(What is being asked)
How many lines of the data include the string "selection"? State the number and nothing else.

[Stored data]
*-*-*

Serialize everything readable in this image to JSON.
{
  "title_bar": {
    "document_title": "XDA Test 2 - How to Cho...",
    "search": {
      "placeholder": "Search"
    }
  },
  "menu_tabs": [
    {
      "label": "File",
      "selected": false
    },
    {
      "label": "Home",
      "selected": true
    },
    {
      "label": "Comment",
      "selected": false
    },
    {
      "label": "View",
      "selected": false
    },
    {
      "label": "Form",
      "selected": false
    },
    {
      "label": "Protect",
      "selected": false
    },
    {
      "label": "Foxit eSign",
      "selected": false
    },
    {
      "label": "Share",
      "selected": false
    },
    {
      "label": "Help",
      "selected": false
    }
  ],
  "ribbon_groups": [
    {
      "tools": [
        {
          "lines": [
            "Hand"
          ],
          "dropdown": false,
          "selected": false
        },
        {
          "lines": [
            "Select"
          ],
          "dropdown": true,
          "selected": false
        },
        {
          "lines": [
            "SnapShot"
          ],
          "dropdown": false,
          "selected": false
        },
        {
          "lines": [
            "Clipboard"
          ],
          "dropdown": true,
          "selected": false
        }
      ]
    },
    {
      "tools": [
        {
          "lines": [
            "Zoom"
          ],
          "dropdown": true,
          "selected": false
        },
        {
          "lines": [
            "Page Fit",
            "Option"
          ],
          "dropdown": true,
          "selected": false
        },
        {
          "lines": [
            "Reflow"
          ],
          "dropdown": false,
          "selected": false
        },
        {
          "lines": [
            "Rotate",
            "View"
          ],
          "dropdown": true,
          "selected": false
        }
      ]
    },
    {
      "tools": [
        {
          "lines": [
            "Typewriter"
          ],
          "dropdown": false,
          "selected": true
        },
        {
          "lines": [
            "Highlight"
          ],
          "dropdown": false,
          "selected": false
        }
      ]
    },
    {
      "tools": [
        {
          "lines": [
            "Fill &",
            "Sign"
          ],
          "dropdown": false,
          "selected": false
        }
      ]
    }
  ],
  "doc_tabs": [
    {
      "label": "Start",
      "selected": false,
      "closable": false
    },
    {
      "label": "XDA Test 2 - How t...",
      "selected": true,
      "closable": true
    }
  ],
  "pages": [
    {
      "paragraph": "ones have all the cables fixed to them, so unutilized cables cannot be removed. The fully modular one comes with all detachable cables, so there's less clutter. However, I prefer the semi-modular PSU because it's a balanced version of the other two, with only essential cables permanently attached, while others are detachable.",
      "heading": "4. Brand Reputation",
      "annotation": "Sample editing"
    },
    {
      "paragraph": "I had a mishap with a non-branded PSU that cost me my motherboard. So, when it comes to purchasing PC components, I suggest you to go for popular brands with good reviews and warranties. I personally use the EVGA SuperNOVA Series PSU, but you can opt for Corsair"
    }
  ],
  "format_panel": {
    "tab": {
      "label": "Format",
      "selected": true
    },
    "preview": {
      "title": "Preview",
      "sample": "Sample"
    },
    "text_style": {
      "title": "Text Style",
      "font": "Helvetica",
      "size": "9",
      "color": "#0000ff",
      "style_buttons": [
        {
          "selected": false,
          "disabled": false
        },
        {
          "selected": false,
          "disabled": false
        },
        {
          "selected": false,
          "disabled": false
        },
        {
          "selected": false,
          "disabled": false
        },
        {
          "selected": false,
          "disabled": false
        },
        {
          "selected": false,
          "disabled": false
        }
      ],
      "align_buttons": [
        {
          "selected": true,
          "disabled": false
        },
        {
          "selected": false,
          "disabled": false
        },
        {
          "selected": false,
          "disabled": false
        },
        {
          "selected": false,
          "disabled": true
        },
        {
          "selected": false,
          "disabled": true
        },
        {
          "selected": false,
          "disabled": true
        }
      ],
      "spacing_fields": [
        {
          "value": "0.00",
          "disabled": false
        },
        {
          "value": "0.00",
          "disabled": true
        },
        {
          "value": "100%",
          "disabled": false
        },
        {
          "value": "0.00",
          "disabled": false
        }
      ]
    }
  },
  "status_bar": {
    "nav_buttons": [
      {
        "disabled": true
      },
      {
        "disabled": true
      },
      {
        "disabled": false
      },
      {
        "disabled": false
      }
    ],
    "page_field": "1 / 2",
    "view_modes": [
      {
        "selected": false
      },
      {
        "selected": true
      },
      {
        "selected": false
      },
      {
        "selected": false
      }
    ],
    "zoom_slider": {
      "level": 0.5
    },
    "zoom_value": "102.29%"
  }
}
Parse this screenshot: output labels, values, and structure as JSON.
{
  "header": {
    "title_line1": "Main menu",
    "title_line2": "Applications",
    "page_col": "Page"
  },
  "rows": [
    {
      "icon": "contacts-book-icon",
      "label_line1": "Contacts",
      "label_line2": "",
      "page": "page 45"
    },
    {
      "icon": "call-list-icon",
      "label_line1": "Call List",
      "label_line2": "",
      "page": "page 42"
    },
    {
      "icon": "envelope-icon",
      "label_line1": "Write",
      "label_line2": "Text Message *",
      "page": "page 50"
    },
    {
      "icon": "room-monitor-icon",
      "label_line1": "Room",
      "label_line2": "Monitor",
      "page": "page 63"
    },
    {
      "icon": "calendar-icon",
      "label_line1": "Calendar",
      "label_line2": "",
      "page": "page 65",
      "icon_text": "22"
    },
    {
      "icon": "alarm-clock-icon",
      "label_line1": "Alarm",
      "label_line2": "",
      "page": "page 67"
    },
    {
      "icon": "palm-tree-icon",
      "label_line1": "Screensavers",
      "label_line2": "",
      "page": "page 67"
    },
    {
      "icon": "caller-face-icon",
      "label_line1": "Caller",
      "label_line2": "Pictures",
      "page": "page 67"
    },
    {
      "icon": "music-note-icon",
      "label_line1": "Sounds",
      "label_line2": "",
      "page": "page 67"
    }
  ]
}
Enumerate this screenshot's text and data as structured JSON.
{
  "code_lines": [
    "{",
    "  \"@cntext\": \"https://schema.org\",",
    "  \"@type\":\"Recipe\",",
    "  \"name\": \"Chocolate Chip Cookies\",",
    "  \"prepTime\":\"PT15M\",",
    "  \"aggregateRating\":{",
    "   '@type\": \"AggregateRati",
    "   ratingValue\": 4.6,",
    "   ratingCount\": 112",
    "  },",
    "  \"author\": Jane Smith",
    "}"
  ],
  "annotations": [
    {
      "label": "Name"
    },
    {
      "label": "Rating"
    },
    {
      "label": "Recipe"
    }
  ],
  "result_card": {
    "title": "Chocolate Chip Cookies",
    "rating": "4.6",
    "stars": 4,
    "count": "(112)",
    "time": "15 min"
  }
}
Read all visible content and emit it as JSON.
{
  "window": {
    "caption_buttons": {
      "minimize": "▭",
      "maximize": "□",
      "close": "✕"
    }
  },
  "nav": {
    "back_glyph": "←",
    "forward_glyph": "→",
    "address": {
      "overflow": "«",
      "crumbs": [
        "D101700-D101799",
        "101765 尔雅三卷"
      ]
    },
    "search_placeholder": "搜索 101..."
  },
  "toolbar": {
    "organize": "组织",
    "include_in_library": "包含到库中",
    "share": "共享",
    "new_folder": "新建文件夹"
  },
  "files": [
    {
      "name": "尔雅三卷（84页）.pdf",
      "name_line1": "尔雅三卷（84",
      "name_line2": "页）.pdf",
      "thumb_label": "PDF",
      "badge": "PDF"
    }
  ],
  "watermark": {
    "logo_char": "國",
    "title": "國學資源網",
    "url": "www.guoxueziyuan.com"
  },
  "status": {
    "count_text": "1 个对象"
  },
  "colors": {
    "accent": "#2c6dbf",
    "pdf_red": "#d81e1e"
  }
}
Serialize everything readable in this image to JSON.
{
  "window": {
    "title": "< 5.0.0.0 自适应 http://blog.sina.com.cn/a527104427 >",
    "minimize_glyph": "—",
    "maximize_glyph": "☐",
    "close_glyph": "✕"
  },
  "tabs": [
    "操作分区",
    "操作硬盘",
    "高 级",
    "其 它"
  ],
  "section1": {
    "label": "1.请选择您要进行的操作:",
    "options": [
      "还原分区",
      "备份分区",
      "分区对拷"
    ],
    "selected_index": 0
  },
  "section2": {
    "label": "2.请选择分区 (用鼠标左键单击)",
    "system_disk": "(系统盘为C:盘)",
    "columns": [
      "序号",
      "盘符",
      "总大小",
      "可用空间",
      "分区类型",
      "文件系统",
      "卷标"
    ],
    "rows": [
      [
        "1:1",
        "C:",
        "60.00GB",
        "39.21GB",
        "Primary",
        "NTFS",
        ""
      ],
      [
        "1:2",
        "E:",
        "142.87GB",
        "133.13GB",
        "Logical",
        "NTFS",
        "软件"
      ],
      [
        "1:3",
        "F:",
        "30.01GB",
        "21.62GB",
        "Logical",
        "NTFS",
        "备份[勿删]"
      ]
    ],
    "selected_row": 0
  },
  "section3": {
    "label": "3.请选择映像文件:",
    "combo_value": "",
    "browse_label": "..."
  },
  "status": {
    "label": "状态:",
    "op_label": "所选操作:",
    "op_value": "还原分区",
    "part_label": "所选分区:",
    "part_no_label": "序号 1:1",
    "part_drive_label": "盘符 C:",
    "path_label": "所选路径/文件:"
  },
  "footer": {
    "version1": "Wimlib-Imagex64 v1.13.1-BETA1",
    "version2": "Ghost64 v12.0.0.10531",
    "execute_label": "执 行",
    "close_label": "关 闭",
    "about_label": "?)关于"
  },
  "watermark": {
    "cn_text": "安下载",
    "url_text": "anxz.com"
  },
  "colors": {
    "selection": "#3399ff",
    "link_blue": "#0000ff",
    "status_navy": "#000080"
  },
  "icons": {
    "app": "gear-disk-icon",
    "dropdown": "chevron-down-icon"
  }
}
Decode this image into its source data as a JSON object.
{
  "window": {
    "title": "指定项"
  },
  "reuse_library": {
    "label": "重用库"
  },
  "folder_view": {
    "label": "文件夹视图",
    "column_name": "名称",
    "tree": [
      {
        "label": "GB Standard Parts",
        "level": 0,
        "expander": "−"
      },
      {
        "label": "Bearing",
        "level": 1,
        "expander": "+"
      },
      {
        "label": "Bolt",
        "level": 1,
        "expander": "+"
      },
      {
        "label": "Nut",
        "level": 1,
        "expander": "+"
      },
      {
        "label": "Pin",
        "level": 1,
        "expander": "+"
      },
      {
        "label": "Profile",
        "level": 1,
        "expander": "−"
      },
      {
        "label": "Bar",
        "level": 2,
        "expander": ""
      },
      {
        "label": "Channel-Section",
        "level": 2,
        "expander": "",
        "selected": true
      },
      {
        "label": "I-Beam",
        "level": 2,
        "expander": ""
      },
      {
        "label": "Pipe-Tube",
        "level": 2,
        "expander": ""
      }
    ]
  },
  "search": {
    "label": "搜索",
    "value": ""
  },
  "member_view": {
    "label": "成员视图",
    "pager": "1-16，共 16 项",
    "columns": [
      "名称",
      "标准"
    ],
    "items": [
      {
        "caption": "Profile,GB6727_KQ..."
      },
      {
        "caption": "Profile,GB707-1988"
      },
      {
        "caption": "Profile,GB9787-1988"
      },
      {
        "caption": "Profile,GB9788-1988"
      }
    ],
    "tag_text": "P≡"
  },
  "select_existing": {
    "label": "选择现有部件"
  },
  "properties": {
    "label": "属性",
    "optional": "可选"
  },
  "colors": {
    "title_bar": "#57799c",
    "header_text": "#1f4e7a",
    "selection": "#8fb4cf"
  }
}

*-*-*

(Result for this exercise)
2